**Provided passage:**

####

We have recently completed an audit of all the literature that we have gathered over the years. My husband has made a spreadsheet that can be found on this link. We have prepared this so that if there are any collectors out there that are missing specific catalogues or brochures, please let us know. Some of the items we will donate freely, others we may put on Ebay; the best and most expensive due to rarity, condition or both, we will keep or donate to the appropriate museum. We can be contacted as always at

ivyleaf@corsetiere.net

 

It used to be said that New Zealand and Tasmania were a bit like the Britain of 50 years ago, however, we know New Zealand and it is bang up to date. This is probably good for the younger generation, however, for nostalgia buffs it is a disappointment. We have never visited Tasmania but I suspect it has been pretty well modernised too. It was, therefore, with a mixture of surprise tempered with sadness that we learned recently about the retirement of a long-time corsetiere in 2014, Mary Jackson (née Demeijer  b. 1948).

 

In April and December 2016, we commented on an arresting black and white photograph of Brigitte Bardot wearing a guępičre (basque). We have added another photo there from the same film "Two Weeks in September".

 

Whilst adding a few more cartoons to the website, we came across a poor resolution copy of a large lady asking "Have you one that stretches more than two ways?" in response to an advertisement of a two-way stretch girdle. Well, Playtex had the answer with its seven-way stretch Golden Girdle. Not only that, they used the character of an airline stewardess to promote the girdle.

So here's a challenge for you whilst we are on the subject of stewardesses and girdles.

Regard the four pictures (enlargeable) on the right. What story do they relate in the 1960s? Well obviously, there's an airline stewardess looking lovely in her uniform blouse and pencil skirt revealing just a hint of petticoat. Of course she is wearing a girdle; we all did then.

####

(Element and coordinate items)
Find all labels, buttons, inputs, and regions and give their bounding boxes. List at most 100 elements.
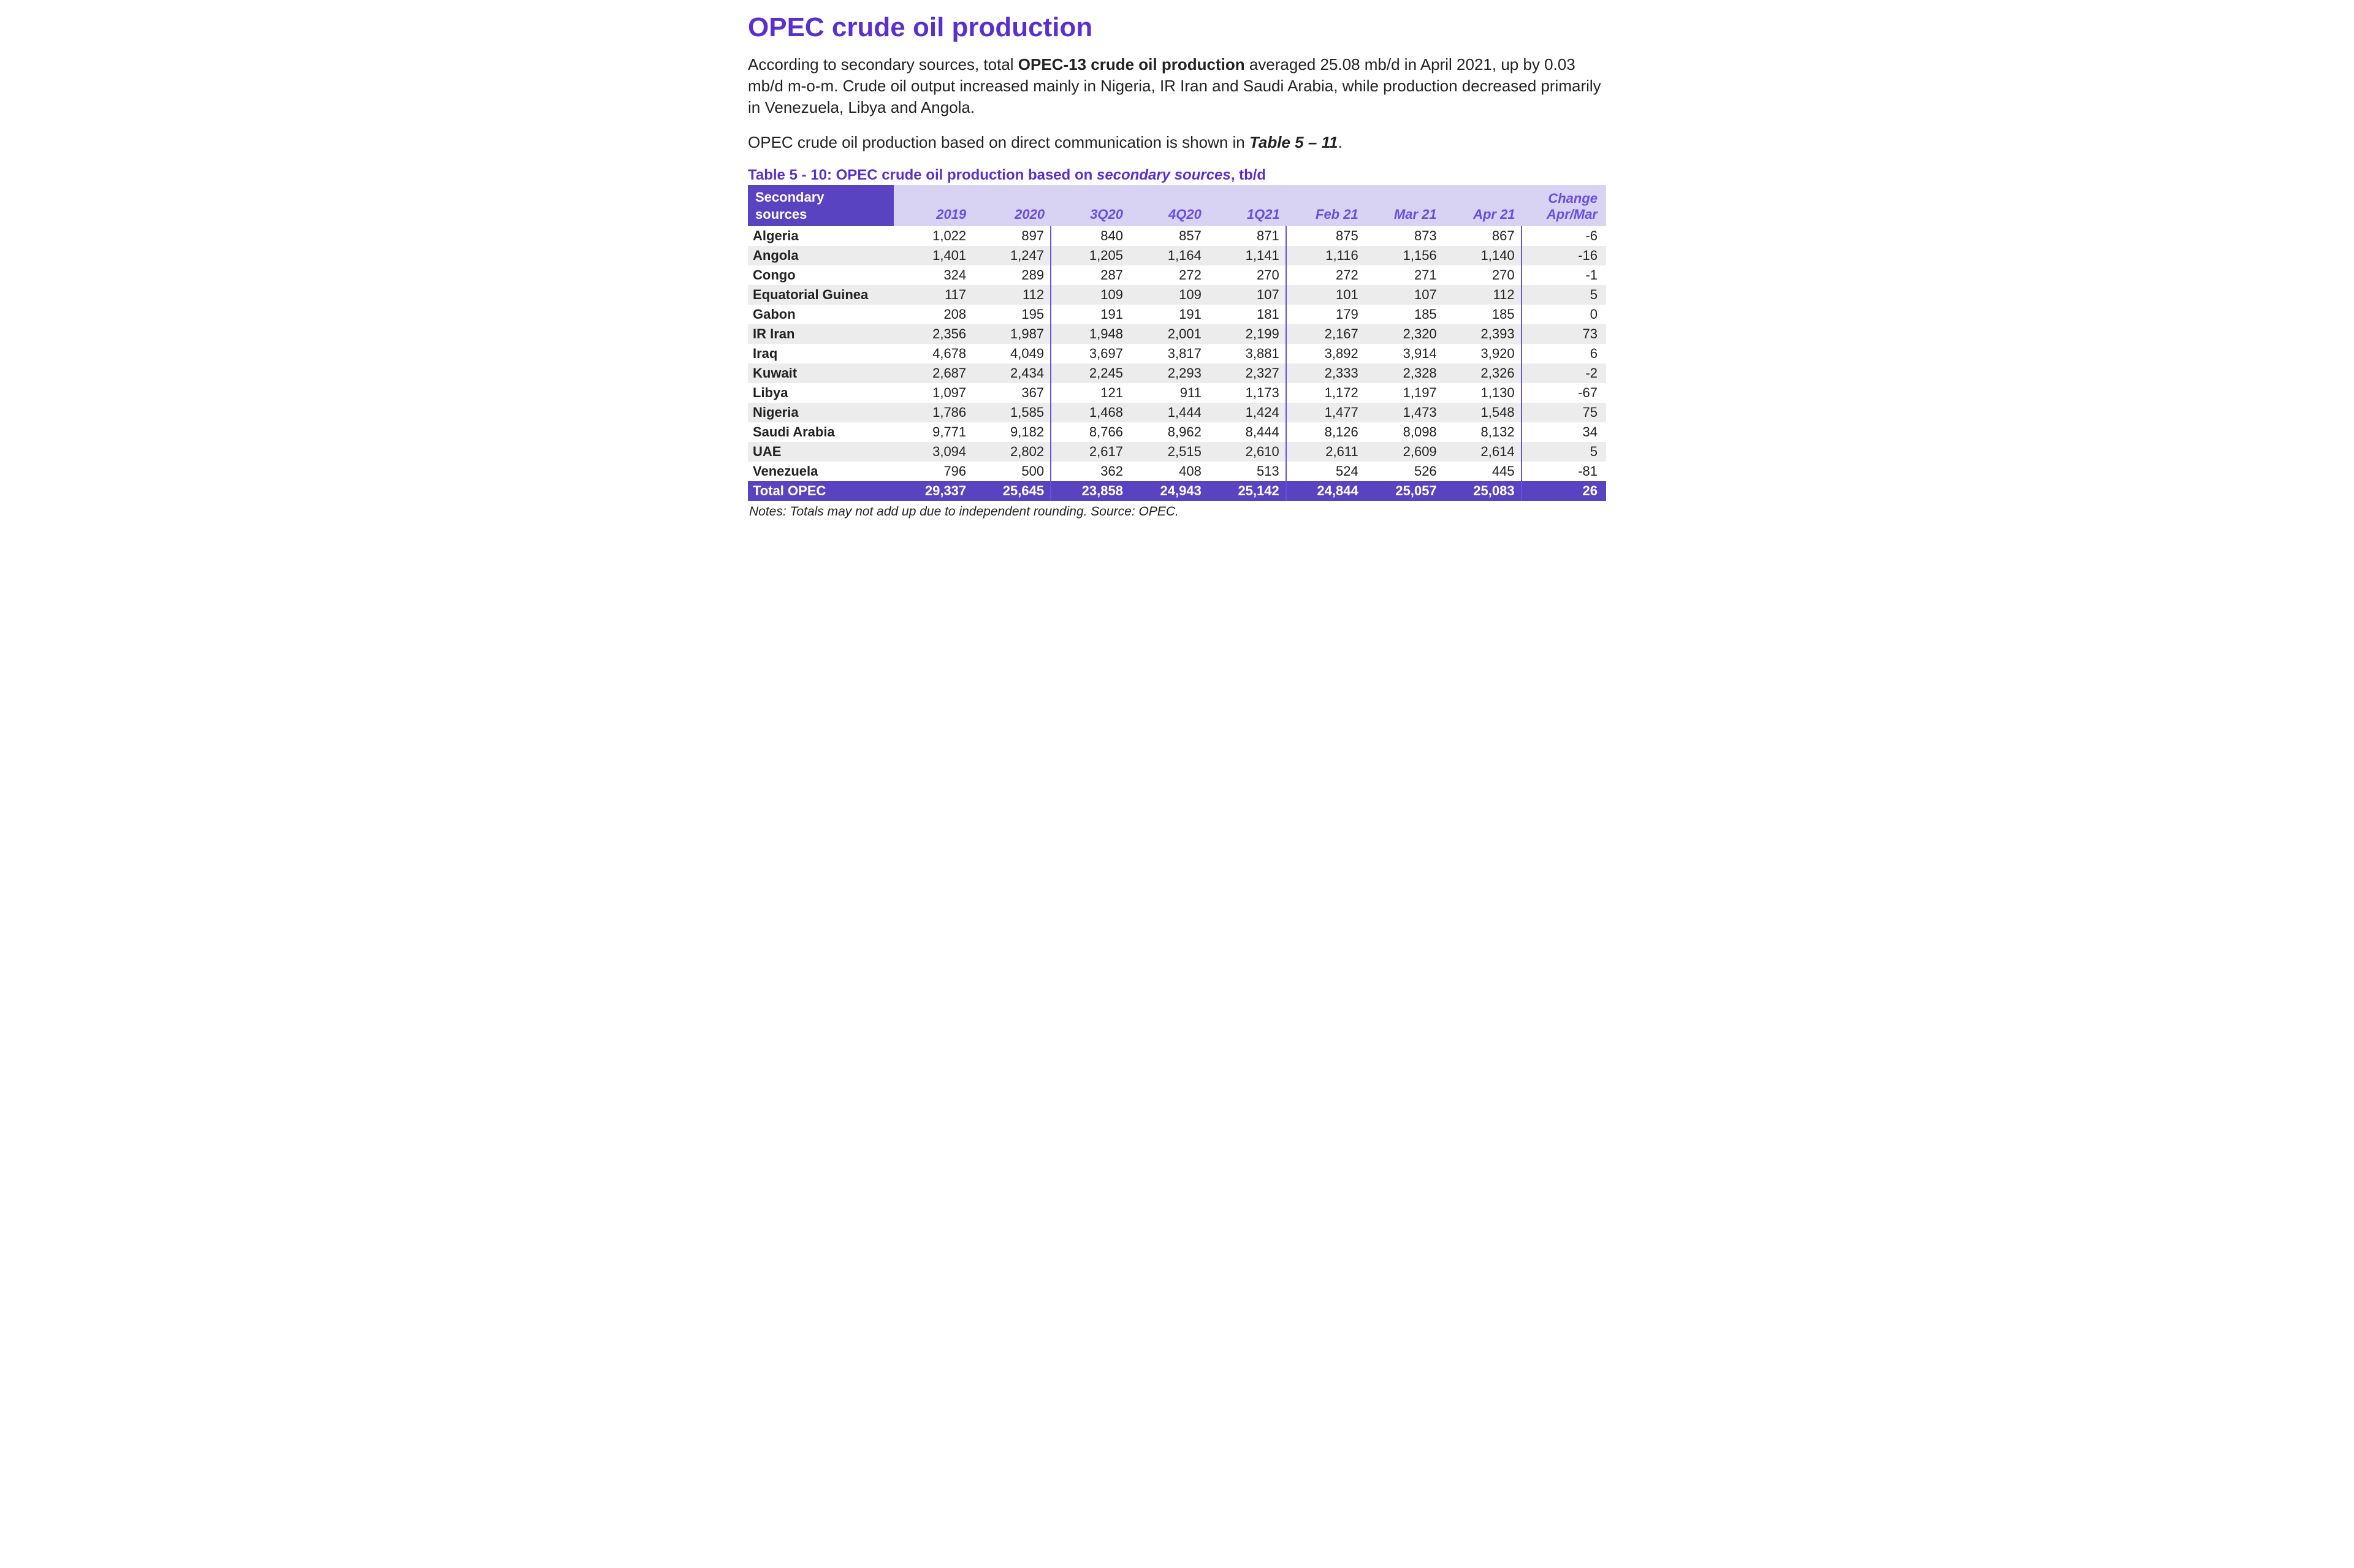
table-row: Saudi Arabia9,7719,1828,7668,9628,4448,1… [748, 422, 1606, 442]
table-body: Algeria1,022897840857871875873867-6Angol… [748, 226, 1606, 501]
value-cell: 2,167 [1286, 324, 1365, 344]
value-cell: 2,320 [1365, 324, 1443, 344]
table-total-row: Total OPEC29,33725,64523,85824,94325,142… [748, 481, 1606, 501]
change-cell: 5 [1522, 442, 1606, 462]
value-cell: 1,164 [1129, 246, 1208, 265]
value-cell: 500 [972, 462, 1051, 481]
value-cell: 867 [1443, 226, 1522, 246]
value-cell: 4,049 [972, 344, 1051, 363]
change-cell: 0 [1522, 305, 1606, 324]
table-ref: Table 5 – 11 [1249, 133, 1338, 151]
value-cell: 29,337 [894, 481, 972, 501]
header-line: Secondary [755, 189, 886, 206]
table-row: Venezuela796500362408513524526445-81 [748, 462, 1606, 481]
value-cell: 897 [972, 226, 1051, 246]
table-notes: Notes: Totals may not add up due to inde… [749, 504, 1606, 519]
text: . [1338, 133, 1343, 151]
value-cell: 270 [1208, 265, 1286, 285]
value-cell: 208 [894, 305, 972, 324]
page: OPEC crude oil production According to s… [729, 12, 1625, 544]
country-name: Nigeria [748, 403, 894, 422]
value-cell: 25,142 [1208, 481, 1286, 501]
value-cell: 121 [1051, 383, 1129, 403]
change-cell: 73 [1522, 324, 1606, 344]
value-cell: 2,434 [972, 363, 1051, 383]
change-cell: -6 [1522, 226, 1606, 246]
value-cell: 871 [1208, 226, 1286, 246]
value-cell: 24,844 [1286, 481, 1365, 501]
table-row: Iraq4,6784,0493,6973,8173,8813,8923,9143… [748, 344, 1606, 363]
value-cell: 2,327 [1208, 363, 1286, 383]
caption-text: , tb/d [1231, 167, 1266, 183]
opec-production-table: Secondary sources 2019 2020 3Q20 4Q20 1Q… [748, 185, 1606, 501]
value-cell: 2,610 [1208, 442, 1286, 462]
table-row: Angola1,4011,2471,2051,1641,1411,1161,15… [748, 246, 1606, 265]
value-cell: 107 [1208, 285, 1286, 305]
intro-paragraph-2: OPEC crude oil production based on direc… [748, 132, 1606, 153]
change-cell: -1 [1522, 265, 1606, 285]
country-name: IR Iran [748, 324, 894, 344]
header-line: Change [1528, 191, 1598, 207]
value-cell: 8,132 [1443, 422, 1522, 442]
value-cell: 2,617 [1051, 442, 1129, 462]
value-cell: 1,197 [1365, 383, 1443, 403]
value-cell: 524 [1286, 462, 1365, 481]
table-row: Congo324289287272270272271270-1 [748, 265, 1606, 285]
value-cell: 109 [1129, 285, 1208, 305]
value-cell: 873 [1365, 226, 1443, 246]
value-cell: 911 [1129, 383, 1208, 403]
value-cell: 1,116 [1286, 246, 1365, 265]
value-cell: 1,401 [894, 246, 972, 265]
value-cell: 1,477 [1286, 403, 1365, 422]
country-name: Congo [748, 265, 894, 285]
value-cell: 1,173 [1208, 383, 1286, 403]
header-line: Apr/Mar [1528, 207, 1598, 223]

####

**Aim of the task:** Reproduce the entire corsetry newsletter text word for word, without any changes.

**The output:**
We have recently completed an audit of all the literature that we have gathered over the years. My husband has made a spreadsheet that can be found on this link. We have prepared this so that if there are any collectors out there that are missing specific catalogues or brochures, please let us know. Some of the items we will donate freely, others we may put on Ebay; the best and most expensive due to rarity, condition or both, we will keep or donate to the appropriate museum. We can be contacted as always at

ivyleaf@corsetiere.net

 

It used to be said that New Zealand and Tasmania were a bit like the Britain of 50 years ago, however, we know New Zealand and it is bang up to date. This is probably good for the younger generation, however, for nostalgia buffs it is a disappointment. We have never visited Tasmania but I suspect it has been pretty well modernised too. It was, therefore, with a mixture of surprise tempered with sadness that we learned recently about the retirement of a long-time corsetiere in 2014, Mary Jackson (née Demeijer  b. 1948).

 

In April and December 2016, we commented on an arresting black and white photograph of Brigitte Bardot wearing a guępičre (basque). We have added another photo there from the same film "Two Weeks in September".

 

Whilst adding a few more cartoons to the website, we came across a poor resolution copy of a large lady asking "Have you one that stretches more than two ways?" in response to an advertisement of a two-way stretch girdle. Well, Playtex had the answer with its seven-way stretch Golden Girdle. Not only that, they used the character of an airline stewardess to promote the girdle.

So here's a challenge for you whilst we are on the subject of stewardesses and girdles.

Regard the four pictures (enlargeable) on the right. What story do they relate in the 1960s? Well obviously, there's an airline stewardess looking lovely in her uniform blouse and pencil skirt revealing just a hint of petticoat. Of course she is wearing a girdle; we all did then.